Request:
Copy out each line of the listing that has the word "month" in it.

---

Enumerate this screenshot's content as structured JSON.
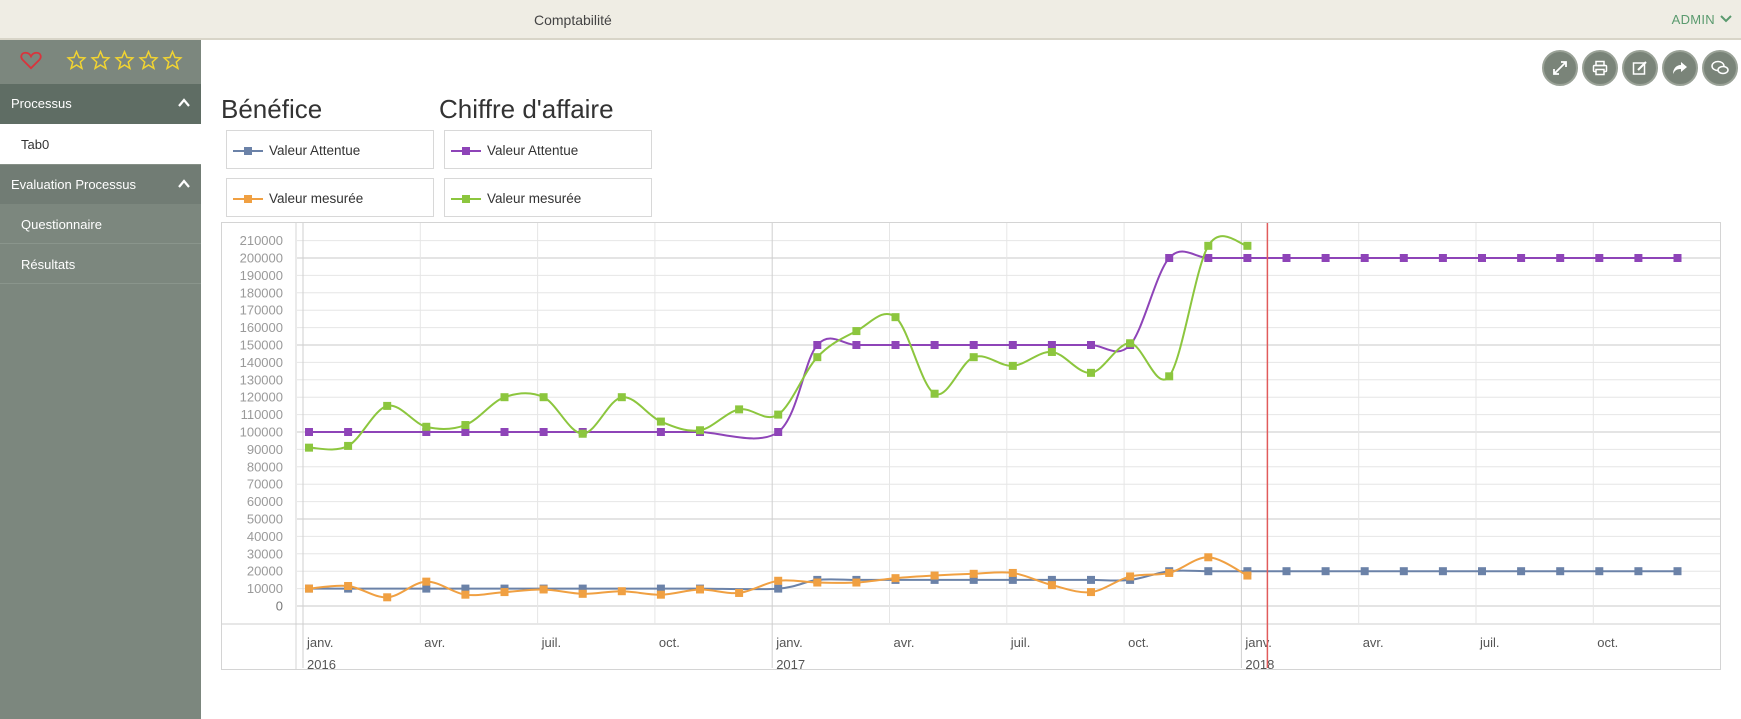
{
  "topbar": {
    "title": "Comptabilité",
    "user": "ADMIN"
  },
  "sidebar": {
    "sections": [
      {
        "label": "Processus",
        "items": [
          "Tab0"
        ]
      },
      {
        "label": "Evaluation Processus",
        "items": [
          "Questionnaire",
          "Résultats"
        ]
      }
    ]
  },
  "toolbar": {
    "icons": [
      "expand-icon",
      "print-icon",
      "edit-icon",
      "share-icon",
      "comment-icon"
    ]
  },
  "charts": [
    {
      "title": "Bénéfice",
      "legend": [
        "Valeur Attentue",
        "Valeur mesurée"
      ]
    },
    {
      "title": "Chiffre d'affaire",
      "legend": [
        "Valeur Attentue",
        "Valeur mesurée"
      ]
    }
  ],
  "colors": {
    "benefice_attendue": "#6b82a8",
    "benefice_mesuree": "#f0a042",
    "ca_attendue": "#8e44b8",
    "ca_mesuree": "#8cc63e",
    "sidebar": "#7c877e",
    "today_marker": "#e15b5b"
  },
  "chart_data": {
    "type": "line",
    "ylim": [
      0,
      210000
    ],
    "y_ticks": [
      0,
      10000,
      20000,
      30000,
      40000,
      50000,
      60000,
      70000,
      80000,
      90000,
      100000,
      110000,
      120000,
      130000,
      140000,
      150000,
      160000,
      170000,
      180000,
      190000,
      200000,
      210000
    ],
    "x_ticks": [
      {
        "month": "2016-01",
        "label": "janv.",
        "year": "2016"
      },
      {
        "month": "2016-04",
        "label": "avr."
      },
      {
        "month": "2016-07",
        "label": "juil."
      },
      {
        "month": "2016-10",
        "label": "oct."
      },
      {
        "month": "2017-01",
        "label": "janv.",
        "year": "2017"
      },
      {
        "month": "2017-04",
        "label": "avr."
      },
      {
        "month": "2017-07",
        "label": "juil."
      },
      {
        "month": "2017-10",
        "label": "oct."
      },
      {
        "month": "2018-01",
        "label": "janv.",
        "year": "2018"
      },
      {
        "month": "2018-04",
        "label": "avr."
      },
      {
        "month": "2018-07",
        "label": "juil."
      },
      {
        "month": "2018-10",
        "label": "oct."
      }
    ],
    "today_marker": "2018-01",
    "series": [
      {
        "name": "Valeur Attentue",
        "chart": "Bénéfice",
        "color": "#6b82a8",
        "points": [
          [
            "2016-01",
            10000
          ],
          [
            "2016-02",
            10000
          ],
          [
            "2016-04",
            10000
          ],
          [
            "2016-05",
            10000
          ],
          [
            "2016-06",
            10000
          ],
          [
            "2016-07",
            10000
          ],
          [
            "2016-08",
            10000
          ],
          [
            "2016-10",
            10000
          ],
          [
            "2016-11",
            10000
          ],
          [
            "2017-01",
            10000
          ],
          [
            "2017-02",
            15000
          ],
          [
            "2017-03",
            15000
          ],
          [
            "2017-04",
            15000
          ],
          [
            "2017-05",
            15000
          ],
          [
            "2017-06",
            15000
          ],
          [
            "2017-07",
            15000
          ],
          [
            "2017-08",
            15000
          ],
          [
            "2017-09",
            15000
          ],
          [
            "2017-10",
            15000
          ],
          [
            "2017-11",
            20000
          ],
          [
            "2017-12",
            20000
          ],
          [
            "2018-01",
            20000
          ],
          [
            "2018-02",
            20000
          ],
          [
            "2018-03",
            20000
          ],
          [
            "2018-04",
            20000
          ],
          [
            "2018-05",
            20000
          ],
          [
            "2018-06",
            20000
          ],
          [
            "2018-07",
            20000
          ],
          [
            "2018-08",
            20000
          ],
          [
            "2018-09",
            20000
          ],
          [
            "2018-10",
            20000
          ],
          [
            "2018-11",
            20000
          ],
          [
            "2018-12",
            20000
          ]
        ]
      },
      {
        "name": "Valeur mesurée",
        "chart": "Bénéfice",
        "color": "#f0a042",
        "points": [
          [
            "2016-01",
            10000
          ],
          [
            "2016-02",
            11500
          ],
          [
            "2016-03",
            5000
          ],
          [
            "2016-04",
            14000
          ],
          [
            "2016-05",
            6500
          ],
          [
            "2016-06",
            8000
          ],
          [
            "2016-07",
            9500
          ],
          [
            "2016-08",
            7000
          ],
          [
            "2016-09",
            8500
          ],
          [
            "2016-10",
            6500
          ],
          [
            "2016-11",
            9500
          ],
          [
            "2016-12",
            7500
          ],
          [
            "2017-01",
            14500
          ],
          [
            "2017-02",
            13500
          ],
          [
            "2017-03",
            13500
          ],
          [
            "2017-04",
            16000
          ],
          [
            "2017-05",
            17500
          ],
          [
            "2017-06",
            18500
          ],
          [
            "2017-07",
            19000
          ],
          [
            "2017-08",
            12000
          ],
          [
            "2017-09",
            8000
          ],
          [
            "2017-10",
            17000
          ],
          [
            "2017-11",
            19000
          ],
          [
            "2017-12",
            28000
          ],
          [
            "2018-01",
            17500
          ]
        ]
      },
      {
        "name": "Valeur Attentue",
        "chart": "Chiffre d'affaire",
        "color": "#8e44b8",
        "points": [
          [
            "2016-01",
            100000
          ],
          [
            "2016-02",
            100000
          ],
          [
            "2016-04",
            100000
          ],
          [
            "2016-05",
            100000
          ],
          [
            "2016-06",
            100000
          ],
          [
            "2016-07",
            100000
          ],
          [
            "2016-08",
            100000
          ],
          [
            "2016-10",
            100000
          ],
          [
            "2016-11",
            100000
          ],
          [
            "2017-01",
            100000
          ],
          [
            "2017-02",
            150000
          ],
          [
            "2017-03",
            150000
          ],
          [
            "2017-04",
            150000
          ],
          [
            "2017-05",
            150000
          ],
          [
            "2017-06",
            150000
          ],
          [
            "2017-07",
            150000
          ],
          [
            "2017-08",
            150000
          ],
          [
            "2017-09",
            150000
          ],
          [
            "2017-10",
            150000
          ],
          [
            "2017-11",
            200000
          ],
          [
            "2017-12",
            200000
          ],
          [
            "2018-01",
            200000
          ],
          [
            "2018-02",
            200000
          ],
          [
            "2018-03",
            200000
          ],
          [
            "2018-04",
            200000
          ],
          [
            "2018-05",
            200000
          ],
          [
            "2018-06",
            200000
          ],
          [
            "2018-07",
            200000
          ],
          [
            "2018-08",
            200000
          ],
          [
            "2018-09",
            200000
          ],
          [
            "2018-10",
            200000
          ],
          [
            "2018-11",
            200000
          ],
          [
            "2018-12",
            200000
          ]
        ]
      },
      {
        "name": "Valeur mesurée",
        "chart": "Chiffre d'affaire",
        "color": "#8cc63e",
        "points": [
          [
            "2016-01",
            91000
          ],
          [
            "2016-02",
            92000
          ],
          [
            "2016-03",
            115000
          ],
          [
            "2016-04",
            103000
          ],
          [
            "2016-05",
            104000
          ],
          [
            "2016-06",
            120000
          ],
          [
            "2016-07",
            120000
          ],
          [
            "2016-08",
            99000
          ],
          [
            "2016-09",
            120000
          ],
          [
            "2016-10",
            106000
          ],
          [
            "2016-11",
            101000
          ],
          [
            "2016-12",
            113000
          ],
          [
            "2017-01",
            110000
          ],
          [
            "2017-02",
            143000
          ],
          [
            "2017-03",
            158000
          ],
          [
            "2017-04",
            166000
          ],
          [
            "2017-05",
            122000
          ],
          [
            "2017-06",
            143000
          ],
          [
            "2017-07",
            138000
          ],
          [
            "2017-08",
            146000
          ],
          [
            "2017-09",
            134000
          ],
          [
            "2017-10",
            151000
          ],
          [
            "2017-11",
            132000
          ],
          [
            "2017-12",
            207000
          ],
          [
            "2018-01",
            207000
          ]
        ]
      }
    ]
  }
}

---

Expected answer:
        "month": "2016-01",
        "month": "2016-04",
        "month": "2016-07",
        "month": "2016-10",
        "month": "2017-01",
        "month": "2017-04",
        "month": "2017-07",
        "month": "2017-10",
        "month": "2018-01",
        "month": "2018-04",
        "month": "2018-07",
        "month": "2018-10",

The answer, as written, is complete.